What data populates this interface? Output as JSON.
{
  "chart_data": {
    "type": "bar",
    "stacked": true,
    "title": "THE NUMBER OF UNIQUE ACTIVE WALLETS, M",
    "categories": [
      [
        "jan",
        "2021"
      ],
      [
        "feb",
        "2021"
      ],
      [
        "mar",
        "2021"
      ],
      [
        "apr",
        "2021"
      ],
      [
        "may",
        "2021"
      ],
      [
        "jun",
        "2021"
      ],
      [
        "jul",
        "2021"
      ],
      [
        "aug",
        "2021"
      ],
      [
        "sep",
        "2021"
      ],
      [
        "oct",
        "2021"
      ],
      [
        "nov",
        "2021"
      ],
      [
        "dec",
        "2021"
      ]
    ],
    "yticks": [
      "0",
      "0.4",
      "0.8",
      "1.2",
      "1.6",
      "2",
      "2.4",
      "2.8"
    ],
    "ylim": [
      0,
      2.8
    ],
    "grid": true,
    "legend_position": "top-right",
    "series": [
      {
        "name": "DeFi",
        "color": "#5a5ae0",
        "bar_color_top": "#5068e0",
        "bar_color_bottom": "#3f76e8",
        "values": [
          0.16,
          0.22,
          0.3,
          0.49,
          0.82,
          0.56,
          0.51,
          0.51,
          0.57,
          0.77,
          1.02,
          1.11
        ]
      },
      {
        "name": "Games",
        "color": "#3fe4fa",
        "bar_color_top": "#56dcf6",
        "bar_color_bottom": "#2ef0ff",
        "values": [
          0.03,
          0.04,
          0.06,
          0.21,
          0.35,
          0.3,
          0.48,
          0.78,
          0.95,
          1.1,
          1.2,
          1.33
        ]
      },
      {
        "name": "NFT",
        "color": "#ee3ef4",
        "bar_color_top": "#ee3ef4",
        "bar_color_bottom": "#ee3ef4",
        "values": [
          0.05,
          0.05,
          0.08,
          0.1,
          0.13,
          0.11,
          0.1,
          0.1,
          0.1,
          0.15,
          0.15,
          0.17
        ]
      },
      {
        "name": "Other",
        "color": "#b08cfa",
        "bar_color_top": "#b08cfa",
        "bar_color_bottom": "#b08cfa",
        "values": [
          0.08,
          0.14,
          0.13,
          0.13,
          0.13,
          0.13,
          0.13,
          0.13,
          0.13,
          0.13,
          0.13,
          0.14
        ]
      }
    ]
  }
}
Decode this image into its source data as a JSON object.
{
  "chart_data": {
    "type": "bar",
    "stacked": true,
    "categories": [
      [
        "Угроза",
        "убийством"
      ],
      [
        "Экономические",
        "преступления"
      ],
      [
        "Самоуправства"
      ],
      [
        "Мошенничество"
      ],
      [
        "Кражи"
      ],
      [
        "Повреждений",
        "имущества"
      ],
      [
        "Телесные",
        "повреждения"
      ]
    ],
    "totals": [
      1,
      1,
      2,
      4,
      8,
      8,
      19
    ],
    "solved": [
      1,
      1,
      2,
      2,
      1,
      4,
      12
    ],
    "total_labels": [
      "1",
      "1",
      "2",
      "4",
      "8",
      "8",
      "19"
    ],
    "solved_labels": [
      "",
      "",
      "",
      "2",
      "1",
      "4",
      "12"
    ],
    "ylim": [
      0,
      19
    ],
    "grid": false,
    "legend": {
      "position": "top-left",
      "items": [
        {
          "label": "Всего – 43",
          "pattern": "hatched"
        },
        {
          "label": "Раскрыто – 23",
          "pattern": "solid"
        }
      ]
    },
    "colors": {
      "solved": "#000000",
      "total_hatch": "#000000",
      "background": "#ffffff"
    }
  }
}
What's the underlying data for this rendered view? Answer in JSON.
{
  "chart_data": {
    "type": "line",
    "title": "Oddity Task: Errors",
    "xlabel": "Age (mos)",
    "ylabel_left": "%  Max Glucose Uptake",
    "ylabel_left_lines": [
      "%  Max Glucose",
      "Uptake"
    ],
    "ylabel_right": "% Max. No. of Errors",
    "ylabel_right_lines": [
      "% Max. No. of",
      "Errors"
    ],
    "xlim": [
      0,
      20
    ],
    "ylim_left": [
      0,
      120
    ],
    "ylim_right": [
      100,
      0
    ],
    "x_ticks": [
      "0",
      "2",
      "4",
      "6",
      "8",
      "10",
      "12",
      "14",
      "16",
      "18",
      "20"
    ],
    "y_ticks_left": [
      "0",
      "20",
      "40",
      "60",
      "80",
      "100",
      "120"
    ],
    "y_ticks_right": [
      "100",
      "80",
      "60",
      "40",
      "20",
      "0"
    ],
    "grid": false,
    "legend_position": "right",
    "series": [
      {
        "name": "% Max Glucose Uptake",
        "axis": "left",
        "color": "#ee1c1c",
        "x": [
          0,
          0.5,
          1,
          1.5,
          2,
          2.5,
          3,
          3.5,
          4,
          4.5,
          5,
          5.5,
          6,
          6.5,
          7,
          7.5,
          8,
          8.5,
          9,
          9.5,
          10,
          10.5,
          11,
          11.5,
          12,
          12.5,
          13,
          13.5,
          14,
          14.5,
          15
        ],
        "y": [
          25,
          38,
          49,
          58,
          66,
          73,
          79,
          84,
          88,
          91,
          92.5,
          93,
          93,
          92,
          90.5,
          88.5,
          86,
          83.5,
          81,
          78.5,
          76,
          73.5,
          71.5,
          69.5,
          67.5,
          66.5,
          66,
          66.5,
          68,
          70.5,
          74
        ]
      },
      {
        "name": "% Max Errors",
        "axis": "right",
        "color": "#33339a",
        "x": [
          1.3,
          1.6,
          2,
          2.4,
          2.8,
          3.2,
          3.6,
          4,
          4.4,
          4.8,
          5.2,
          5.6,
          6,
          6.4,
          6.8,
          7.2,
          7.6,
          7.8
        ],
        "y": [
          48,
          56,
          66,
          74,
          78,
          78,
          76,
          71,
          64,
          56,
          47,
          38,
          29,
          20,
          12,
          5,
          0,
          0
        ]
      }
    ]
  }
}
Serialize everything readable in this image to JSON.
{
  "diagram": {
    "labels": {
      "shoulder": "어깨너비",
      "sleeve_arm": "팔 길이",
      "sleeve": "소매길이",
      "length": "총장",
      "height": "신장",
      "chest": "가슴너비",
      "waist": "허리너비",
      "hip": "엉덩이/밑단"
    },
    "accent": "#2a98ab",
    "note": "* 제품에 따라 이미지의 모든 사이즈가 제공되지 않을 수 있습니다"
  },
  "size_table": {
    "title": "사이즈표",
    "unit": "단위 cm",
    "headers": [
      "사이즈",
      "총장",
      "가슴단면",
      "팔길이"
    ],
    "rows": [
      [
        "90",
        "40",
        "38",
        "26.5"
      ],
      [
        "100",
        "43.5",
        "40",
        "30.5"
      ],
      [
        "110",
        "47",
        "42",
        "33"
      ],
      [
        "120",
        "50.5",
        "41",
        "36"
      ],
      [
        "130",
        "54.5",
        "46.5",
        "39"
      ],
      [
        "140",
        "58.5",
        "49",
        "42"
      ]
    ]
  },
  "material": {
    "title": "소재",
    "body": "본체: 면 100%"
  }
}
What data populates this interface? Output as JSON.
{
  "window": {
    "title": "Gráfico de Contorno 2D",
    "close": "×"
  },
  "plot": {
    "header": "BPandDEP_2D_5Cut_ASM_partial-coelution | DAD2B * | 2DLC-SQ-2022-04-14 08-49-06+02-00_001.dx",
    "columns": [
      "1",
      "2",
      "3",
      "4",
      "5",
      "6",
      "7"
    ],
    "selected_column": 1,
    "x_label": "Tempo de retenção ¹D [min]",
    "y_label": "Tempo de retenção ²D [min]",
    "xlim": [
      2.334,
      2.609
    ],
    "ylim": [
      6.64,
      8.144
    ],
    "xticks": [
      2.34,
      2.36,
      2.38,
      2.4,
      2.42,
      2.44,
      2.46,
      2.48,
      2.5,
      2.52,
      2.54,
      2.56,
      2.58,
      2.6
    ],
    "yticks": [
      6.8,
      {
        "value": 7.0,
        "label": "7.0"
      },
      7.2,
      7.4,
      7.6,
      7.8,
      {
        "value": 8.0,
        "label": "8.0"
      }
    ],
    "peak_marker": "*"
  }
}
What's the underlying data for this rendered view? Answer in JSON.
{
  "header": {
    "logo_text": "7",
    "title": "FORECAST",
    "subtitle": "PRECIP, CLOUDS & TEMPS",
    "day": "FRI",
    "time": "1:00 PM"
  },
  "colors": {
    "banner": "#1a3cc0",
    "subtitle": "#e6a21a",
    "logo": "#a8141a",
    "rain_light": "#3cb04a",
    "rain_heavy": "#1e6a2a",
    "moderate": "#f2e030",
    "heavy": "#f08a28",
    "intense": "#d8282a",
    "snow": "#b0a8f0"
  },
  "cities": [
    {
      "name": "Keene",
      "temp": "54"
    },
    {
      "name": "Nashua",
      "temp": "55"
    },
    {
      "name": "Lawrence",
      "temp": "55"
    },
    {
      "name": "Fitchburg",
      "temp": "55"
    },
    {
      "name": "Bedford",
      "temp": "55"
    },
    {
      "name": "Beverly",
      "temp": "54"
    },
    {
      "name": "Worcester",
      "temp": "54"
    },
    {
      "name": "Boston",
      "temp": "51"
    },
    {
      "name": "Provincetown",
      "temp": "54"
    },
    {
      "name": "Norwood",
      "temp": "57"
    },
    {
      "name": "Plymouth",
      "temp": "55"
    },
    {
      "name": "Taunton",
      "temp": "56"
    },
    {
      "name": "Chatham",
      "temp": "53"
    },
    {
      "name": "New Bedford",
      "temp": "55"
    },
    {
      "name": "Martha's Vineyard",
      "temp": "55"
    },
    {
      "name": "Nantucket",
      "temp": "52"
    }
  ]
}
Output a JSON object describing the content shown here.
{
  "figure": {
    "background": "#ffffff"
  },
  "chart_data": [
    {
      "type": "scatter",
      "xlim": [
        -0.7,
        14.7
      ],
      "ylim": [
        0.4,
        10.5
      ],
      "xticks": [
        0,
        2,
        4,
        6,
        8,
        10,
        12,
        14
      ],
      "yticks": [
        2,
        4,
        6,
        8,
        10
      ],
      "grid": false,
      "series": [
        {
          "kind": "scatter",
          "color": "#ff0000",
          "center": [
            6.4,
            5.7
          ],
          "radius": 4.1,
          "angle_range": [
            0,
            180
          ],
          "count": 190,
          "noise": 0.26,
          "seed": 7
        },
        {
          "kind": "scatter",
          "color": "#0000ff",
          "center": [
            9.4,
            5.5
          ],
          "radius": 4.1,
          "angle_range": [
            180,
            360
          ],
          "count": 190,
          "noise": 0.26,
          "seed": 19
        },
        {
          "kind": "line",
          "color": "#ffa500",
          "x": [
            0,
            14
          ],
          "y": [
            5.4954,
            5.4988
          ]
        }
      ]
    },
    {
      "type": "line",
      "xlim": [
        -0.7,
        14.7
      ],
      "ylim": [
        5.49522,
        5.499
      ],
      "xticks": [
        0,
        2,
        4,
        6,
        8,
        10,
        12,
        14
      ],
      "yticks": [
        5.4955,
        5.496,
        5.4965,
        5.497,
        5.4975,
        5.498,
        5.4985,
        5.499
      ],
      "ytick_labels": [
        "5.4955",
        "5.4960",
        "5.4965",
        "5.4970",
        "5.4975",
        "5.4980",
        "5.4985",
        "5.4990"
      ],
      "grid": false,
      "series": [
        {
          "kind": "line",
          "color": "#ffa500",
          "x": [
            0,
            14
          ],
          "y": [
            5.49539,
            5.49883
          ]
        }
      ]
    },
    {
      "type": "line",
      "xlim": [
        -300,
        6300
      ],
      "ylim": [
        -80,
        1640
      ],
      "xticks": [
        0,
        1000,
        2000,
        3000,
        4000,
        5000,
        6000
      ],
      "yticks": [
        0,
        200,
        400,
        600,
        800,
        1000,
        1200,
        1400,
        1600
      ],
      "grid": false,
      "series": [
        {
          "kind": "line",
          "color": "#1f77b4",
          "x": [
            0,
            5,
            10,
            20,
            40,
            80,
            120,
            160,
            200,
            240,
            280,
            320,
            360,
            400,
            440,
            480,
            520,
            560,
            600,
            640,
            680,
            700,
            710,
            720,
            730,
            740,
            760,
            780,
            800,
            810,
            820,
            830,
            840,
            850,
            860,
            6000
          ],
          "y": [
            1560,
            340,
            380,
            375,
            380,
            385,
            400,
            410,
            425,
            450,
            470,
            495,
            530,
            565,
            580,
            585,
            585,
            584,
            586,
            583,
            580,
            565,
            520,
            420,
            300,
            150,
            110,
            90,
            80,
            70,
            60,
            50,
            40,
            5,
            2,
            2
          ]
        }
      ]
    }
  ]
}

----

Within the data above, pick out all lines holding the word "retenção".

    "x_label": "Tempo de retenção ¹D [min]",
    "y_label": "Tempo de retenção ²D [min]",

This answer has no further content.